[EXERCISE DIRECTIONS]
Scan the entries below and report only how many lines contain "SUMIFS".

_____

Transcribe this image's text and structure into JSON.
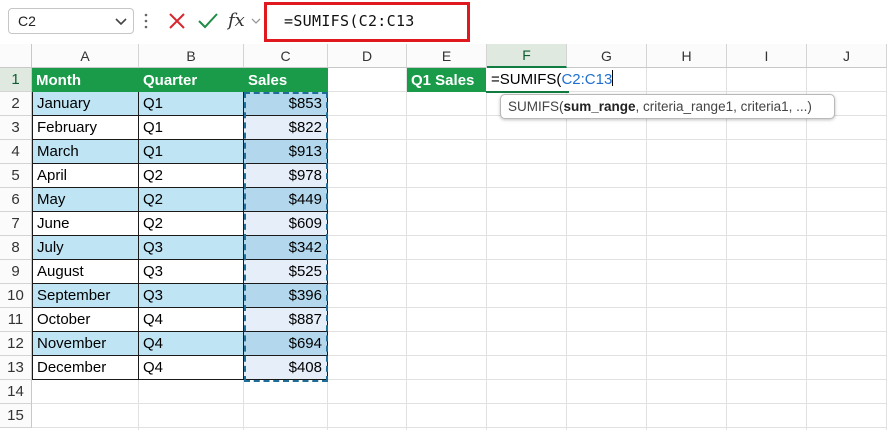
{
  "formula_bar": {
    "name_box": "C2",
    "cancel_icon": "close-x-icon",
    "enter_icon": "checkmark-icon",
    "fx_label": "fx",
    "formula": "=SUMIFS(C2:C13"
  },
  "columns": [
    "A",
    "B",
    "C",
    "D",
    "E",
    "F",
    "G",
    "H",
    "I",
    "J"
  ],
  "active_column": "F",
  "rows": [
    "1",
    "2",
    "3",
    "4",
    "5",
    "6",
    "7",
    "8",
    "9",
    "10",
    "11",
    "12",
    "13",
    "14",
    "15"
  ],
  "active_row": "1",
  "table": {
    "headers": [
      "Month",
      "Quarter",
      "Sales"
    ],
    "rows": [
      [
        "January",
        "Q1",
        "$853"
      ],
      [
        "February",
        "Q1",
        "$822"
      ],
      [
        "March",
        "Q1",
        "$913"
      ],
      [
        "April",
        "Q2",
        "$978"
      ],
      [
        "May",
        "Q2",
        "$449"
      ],
      [
        "June",
        "Q2",
        "$609"
      ],
      [
        "July",
        "Q3",
        "$342"
      ],
      [
        "August",
        "Q3",
        "$525"
      ],
      [
        "September",
        "Q3",
        "$396"
      ],
      [
        "October",
        "Q4",
        "$887"
      ],
      [
        "November",
        "Q4",
        "$694"
      ],
      [
        "December",
        "Q4",
        "$408"
      ]
    ]
  },
  "summary": {
    "label": "Q1 Sales",
    "edit_prefix": "=SUMIFS(",
    "edit_ref": "C2:C13"
  },
  "tooltip": {
    "func": "SUMIFS(",
    "arg_bold": "sum_range",
    "rest": ", criteria_range1, criteria1, ...)"
  },
  "colors": {
    "header_green": "#1a9b4a",
    "band_blue": "#bfe4f4",
    "highlight_red": "#e0191f",
    "reference_blue": "#1f6fd1"
  }
}
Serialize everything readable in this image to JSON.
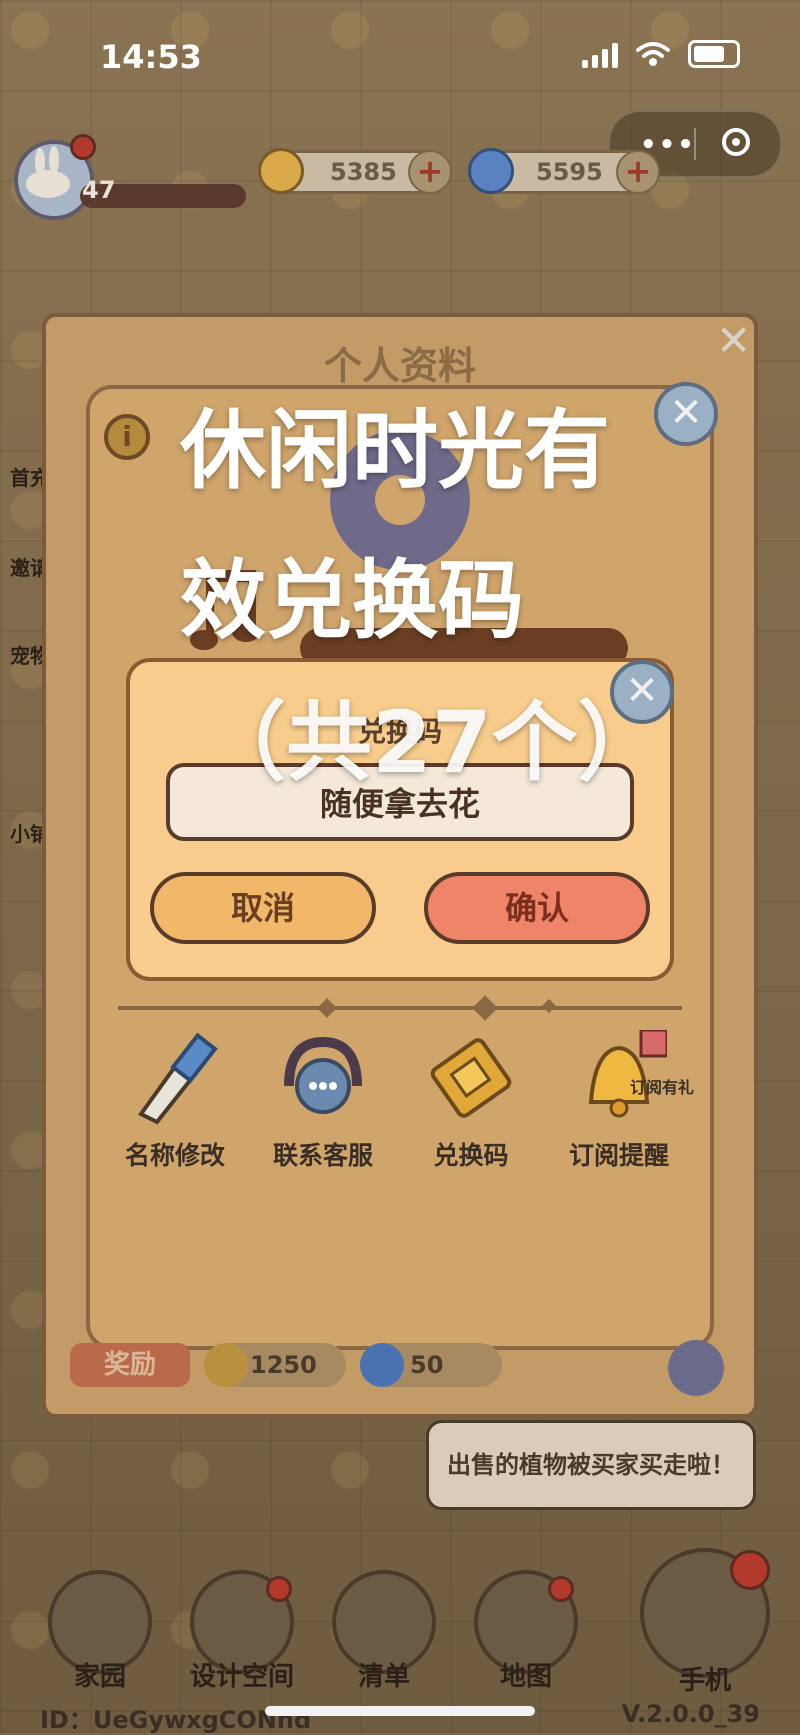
{
  "status_bar": {
    "time": "14:53"
  },
  "hud": {
    "level": "47",
    "coins": "5385",
    "gems": "5595"
  },
  "side_menu": [
    "首充",
    "邀请",
    "宠物",
    "小铺"
  ],
  "profile_panel": {
    "title": "个人资料",
    "quick_actions": [
      {
        "label": "名称修改",
        "icon": "pencil-icon"
      },
      {
        "label": "联系客服",
        "icon": "headset-icon"
      },
      {
        "label": "兑换码",
        "icon": "ticket-icon"
      },
      {
        "label": "订阅提醒",
        "icon": "bell-icon",
        "badge": "订阅有礼"
      }
    ],
    "reward": {
      "label": "奖励",
      "coins": "1250",
      "gems": "50"
    }
  },
  "redeem_dialog": {
    "title": "兑换码",
    "code_value": "随便拿去花",
    "cancel_label": "取消",
    "confirm_label": "确认"
  },
  "overlay_caption": {
    "line1": "休闲时光有",
    "line2": "效兑换码",
    "line3": "（共27个）"
  },
  "notice": "出售的植物被买家买走啦！",
  "bottom_nav": [
    {
      "label": "家园",
      "icon": "house-icon"
    },
    {
      "label": "设计空间",
      "icon": "design-icon"
    },
    {
      "label": "清单",
      "icon": "list-icon"
    },
    {
      "label": "地图",
      "icon": "map-pin-icon"
    },
    {
      "label": "手机",
      "icon": "phone-icon"
    }
  ],
  "footer": {
    "id": "ID：UeGywxgCONnd",
    "version": "V.2.0.0_39"
  },
  "colors": {
    "accent_confirm": "#ef8468",
    "accent_cancel": "#f0b868",
    "panel": "#d0a56c"
  }
}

_____

[SOLUTION BELOW]
3